What you are asked to do: Output every line below without omitting or altering anything.

Provided records:
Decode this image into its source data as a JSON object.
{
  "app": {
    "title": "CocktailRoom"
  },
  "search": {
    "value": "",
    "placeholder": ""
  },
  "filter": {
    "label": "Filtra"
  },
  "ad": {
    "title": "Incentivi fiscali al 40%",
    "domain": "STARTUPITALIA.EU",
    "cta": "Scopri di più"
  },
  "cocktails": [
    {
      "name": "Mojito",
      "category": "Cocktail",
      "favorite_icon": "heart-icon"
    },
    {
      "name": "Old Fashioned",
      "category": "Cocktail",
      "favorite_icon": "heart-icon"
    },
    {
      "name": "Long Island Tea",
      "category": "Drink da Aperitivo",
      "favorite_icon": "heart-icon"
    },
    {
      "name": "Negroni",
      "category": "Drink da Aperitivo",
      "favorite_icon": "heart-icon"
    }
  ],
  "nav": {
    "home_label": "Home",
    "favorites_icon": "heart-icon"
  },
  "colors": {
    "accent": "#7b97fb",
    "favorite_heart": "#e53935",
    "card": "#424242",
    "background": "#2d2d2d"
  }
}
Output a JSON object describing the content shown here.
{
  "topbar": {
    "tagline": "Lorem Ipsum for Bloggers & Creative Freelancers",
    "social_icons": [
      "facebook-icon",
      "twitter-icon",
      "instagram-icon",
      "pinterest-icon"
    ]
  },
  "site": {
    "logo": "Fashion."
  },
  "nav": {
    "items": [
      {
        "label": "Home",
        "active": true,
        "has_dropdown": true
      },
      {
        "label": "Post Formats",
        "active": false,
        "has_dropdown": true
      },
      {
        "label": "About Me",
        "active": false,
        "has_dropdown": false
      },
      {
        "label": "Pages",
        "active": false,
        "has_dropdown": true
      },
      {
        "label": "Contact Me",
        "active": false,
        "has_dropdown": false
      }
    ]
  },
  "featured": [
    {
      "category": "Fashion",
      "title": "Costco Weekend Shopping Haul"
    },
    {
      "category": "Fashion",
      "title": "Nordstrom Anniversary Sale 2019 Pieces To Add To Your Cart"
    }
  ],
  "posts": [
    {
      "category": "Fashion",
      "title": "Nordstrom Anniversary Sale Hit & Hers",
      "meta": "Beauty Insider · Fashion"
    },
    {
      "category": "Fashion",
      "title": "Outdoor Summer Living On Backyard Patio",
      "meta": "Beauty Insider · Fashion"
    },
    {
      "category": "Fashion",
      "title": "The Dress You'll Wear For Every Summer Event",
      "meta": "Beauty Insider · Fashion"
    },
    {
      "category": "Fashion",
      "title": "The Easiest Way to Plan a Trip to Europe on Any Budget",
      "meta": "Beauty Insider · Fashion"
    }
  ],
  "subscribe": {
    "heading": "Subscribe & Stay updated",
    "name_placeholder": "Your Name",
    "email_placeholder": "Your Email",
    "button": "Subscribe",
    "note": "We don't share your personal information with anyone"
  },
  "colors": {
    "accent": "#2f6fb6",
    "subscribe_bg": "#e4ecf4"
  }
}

Full answer:
Decode this image into its source data as a JSON object.
{
  "app": {
    "title": "CocktailRoom"
  },
  "search": {
    "value": "",
    "placeholder": ""
  },
  "filter": {
    "label": "Filtra"
  },
  "ad": {
    "title": "Incentivi fiscali al 40%",
    "domain": "STARTUPITALIA.EU",
    "cta": "Scopri di più"
  },
  "cocktails": [
    {
      "name": "Mojito",
      "category": "Cocktail",
      "favorite_icon": "heart-icon"
    },
    {
      "name": "Old Fashioned",
      "category": "Cocktail",
      "favorite_icon": "heart-icon"
    },
    {
      "name": "Long Island Tea",
      "category": "Drink da Aperitivo",
      "favorite_icon": "heart-icon"
    },
    {
      "name": "Negroni",
      "category": "Drink da Aperitivo",
      "favorite_icon": "heart-icon"
    }
  ],
  "nav": {
    "home_label": "Home",
    "favorites_icon": "heart-icon"
  },
  "colors": {
    "accent": "#7b97fb",
    "favorite_heart": "#e53935",
    "card": "#424242",
    "background": "#2d2d2d"
  }
}
Output a JSON object describing the content shown here.
{
  "topbar": {
    "tagline": "Lorem Ipsum for Bloggers & Creative Freelancers",
    "social_icons": [
      "facebook-icon",
      "twitter-icon",
      "instagram-icon",
      "pinterest-icon"
    ]
  },
  "site": {
    "logo": "Fashion."
  },
  "nav": {
    "items": [
      {
        "label": "Home",
        "active": true,
        "has_dropdown": true
      },
      {
        "label": "Post Formats",
        "active": false,
        "has_dropdown": true
      },
      {
        "label": "About Me",
        "active": false,
        "has_dropdown": false
      },
      {
        "label": "Pages",
        "active": false,
        "has_dropdown": true
      },
      {
        "label": "Contact Me",
        "active": false,
        "has_dropdown": false
      }
    ]
  },
  "featured": [
    {
      "category": "Fashion",
      "title": "Costco Weekend Shopping Haul"
    },
    {
      "category": "Fashion",
      "title": "Nordstrom Anniversary Sale 2019 Pieces To Add To Your Cart"
    }
  ],
  "posts": [
    {
      "category": "Fashion",
      "title": "Nordstrom Anniversary Sale Hit & Hers",
      "meta": "Beauty Insider · Fashion"
    },
    {
      "category": "Fashion",
      "title": "Outdoor Summer Living On Backyard Patio",
      "meta": "Beauty Insider · Fashion"
    },
    {
      "category": "Fashion",
      "title": "The Dress You'll Wear For Every Summer Event",
      "meta": "Beauty Insider · Fashion"
    },
    {
      "category": "Fashion",
      "title": "The Easiest Way to Plan a Trip to Europe on Any Budget",
      "meta": "Beauty Insider · Fashion"
    }
  ],
  "subscribe": {
    "heading": "Subscribe & Stay updated",
    "name_placeholder": "Your Name",
    "email_placeholder": "Your Email",
    "button": "Subscribe",
    "note": "We don't share your personal information with anyone"
  },
  "colors": {
    "accent": "#2f6fb6",
    "subscribe_bg": "#e4ecf4"
  }
}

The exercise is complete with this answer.